◆ Data supplied:
* START *

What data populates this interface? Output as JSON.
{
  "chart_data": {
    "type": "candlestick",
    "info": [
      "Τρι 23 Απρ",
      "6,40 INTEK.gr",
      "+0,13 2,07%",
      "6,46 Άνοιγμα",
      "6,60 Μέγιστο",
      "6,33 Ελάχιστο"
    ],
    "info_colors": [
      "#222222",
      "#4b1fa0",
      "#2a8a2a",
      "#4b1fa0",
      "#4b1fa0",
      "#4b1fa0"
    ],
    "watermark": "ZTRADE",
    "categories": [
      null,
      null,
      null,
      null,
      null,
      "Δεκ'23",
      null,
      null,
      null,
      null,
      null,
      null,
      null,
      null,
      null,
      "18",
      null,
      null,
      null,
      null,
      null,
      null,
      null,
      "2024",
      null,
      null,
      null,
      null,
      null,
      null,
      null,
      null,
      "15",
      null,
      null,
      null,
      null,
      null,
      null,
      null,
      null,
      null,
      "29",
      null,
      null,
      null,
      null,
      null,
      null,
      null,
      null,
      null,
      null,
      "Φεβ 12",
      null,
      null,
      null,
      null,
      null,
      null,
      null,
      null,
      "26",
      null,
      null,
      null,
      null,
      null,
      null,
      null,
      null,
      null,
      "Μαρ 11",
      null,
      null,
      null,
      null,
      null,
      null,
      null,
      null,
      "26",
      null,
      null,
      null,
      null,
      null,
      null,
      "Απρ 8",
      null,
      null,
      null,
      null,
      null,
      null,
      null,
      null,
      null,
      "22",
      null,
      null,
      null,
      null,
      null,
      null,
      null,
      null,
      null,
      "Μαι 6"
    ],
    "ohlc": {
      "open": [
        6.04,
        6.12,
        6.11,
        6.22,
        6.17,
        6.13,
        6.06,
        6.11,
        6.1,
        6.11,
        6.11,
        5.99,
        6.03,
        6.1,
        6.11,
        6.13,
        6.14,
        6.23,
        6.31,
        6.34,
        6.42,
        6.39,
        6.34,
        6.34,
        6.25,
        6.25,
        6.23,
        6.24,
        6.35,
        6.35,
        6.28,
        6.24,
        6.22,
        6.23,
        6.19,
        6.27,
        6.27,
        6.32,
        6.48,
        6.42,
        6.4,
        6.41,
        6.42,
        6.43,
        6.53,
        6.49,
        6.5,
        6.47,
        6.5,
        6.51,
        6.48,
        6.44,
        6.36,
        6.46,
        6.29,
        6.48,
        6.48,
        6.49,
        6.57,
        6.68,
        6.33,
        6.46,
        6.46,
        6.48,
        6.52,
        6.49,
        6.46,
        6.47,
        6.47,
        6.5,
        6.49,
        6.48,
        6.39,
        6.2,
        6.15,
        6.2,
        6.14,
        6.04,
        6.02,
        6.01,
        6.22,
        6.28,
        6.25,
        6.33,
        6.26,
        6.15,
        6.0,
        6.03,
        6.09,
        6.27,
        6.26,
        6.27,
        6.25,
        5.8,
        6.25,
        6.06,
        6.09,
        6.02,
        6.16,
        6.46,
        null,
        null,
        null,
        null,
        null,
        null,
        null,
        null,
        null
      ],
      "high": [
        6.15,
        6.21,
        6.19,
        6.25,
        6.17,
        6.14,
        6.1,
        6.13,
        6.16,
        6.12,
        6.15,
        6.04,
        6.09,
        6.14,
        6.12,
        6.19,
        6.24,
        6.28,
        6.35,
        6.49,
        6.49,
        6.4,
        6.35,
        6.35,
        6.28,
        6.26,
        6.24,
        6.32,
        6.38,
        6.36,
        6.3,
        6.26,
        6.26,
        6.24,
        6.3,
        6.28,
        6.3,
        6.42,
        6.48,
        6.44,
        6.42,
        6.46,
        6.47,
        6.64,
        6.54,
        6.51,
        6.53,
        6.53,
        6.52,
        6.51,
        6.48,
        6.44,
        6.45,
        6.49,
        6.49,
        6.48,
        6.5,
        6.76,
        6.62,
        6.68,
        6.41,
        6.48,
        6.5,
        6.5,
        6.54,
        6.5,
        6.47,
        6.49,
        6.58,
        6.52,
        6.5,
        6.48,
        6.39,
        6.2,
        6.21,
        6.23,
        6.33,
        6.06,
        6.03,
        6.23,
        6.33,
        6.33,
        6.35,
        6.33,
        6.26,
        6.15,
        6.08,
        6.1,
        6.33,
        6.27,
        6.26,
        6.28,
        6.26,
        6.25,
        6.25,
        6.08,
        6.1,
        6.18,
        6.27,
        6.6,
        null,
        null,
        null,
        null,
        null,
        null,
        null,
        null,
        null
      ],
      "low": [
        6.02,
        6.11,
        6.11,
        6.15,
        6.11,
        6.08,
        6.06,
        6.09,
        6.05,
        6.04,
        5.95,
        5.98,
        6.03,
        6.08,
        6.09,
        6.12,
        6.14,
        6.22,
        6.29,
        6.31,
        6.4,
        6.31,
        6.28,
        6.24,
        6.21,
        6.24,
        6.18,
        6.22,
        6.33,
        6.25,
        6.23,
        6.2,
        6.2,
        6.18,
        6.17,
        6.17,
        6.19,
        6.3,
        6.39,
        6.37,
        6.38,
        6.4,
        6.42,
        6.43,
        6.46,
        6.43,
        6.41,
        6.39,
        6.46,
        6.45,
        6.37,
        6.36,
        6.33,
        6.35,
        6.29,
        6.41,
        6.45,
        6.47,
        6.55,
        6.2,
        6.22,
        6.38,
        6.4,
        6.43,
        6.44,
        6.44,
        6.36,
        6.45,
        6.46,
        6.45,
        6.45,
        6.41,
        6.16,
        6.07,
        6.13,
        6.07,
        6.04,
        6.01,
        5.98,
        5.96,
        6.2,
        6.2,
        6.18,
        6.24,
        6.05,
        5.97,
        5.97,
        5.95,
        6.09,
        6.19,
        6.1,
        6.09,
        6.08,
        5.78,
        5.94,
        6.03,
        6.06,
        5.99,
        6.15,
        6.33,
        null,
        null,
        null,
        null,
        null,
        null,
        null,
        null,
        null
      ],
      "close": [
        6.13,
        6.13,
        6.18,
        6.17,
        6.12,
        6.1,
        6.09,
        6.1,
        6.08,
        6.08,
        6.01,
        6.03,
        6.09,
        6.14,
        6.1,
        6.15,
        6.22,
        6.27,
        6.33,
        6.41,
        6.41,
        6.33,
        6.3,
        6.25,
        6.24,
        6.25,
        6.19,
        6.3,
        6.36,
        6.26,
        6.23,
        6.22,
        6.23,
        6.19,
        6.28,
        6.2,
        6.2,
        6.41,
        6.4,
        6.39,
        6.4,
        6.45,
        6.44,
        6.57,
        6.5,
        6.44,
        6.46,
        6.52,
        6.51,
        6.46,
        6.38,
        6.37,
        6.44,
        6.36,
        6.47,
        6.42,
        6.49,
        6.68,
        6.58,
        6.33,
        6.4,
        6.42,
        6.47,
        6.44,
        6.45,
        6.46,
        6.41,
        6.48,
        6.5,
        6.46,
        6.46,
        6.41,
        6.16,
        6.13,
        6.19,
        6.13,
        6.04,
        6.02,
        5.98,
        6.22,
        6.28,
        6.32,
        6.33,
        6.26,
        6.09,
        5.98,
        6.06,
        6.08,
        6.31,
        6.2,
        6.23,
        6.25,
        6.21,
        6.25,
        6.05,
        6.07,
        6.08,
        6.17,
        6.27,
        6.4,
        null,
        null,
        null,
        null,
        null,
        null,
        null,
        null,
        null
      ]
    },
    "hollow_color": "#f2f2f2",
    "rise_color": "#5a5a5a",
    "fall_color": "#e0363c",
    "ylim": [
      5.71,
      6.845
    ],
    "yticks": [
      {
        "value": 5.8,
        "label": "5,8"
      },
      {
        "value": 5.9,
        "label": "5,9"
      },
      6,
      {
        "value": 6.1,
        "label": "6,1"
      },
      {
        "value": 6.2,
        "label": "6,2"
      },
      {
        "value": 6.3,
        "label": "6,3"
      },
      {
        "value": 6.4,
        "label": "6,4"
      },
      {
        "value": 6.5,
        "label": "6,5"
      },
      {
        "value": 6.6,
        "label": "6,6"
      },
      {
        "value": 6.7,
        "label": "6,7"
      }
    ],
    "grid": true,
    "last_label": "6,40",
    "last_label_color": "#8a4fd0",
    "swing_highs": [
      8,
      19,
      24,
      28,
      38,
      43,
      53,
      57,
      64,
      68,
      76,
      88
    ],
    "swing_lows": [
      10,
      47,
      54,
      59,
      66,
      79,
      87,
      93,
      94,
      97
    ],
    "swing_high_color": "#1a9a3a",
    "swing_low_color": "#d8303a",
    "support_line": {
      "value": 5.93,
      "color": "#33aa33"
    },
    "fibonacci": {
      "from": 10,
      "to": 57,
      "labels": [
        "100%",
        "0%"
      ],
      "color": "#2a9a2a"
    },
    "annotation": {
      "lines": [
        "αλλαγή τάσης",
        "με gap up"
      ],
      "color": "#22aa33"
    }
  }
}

* END *

◆ Written instruction: Show every line in the records above that contains the word "value".

◆ Exercise response:
        "value": 5.8,
        "value": 5.9,
        "value": 6.1,
        "value": 6.2,
        "value": 6.3,
        "value": 6.4,
        "value": 6.5,
        "value": 6.6,
        "value": 6.7,
      "value": 5.93,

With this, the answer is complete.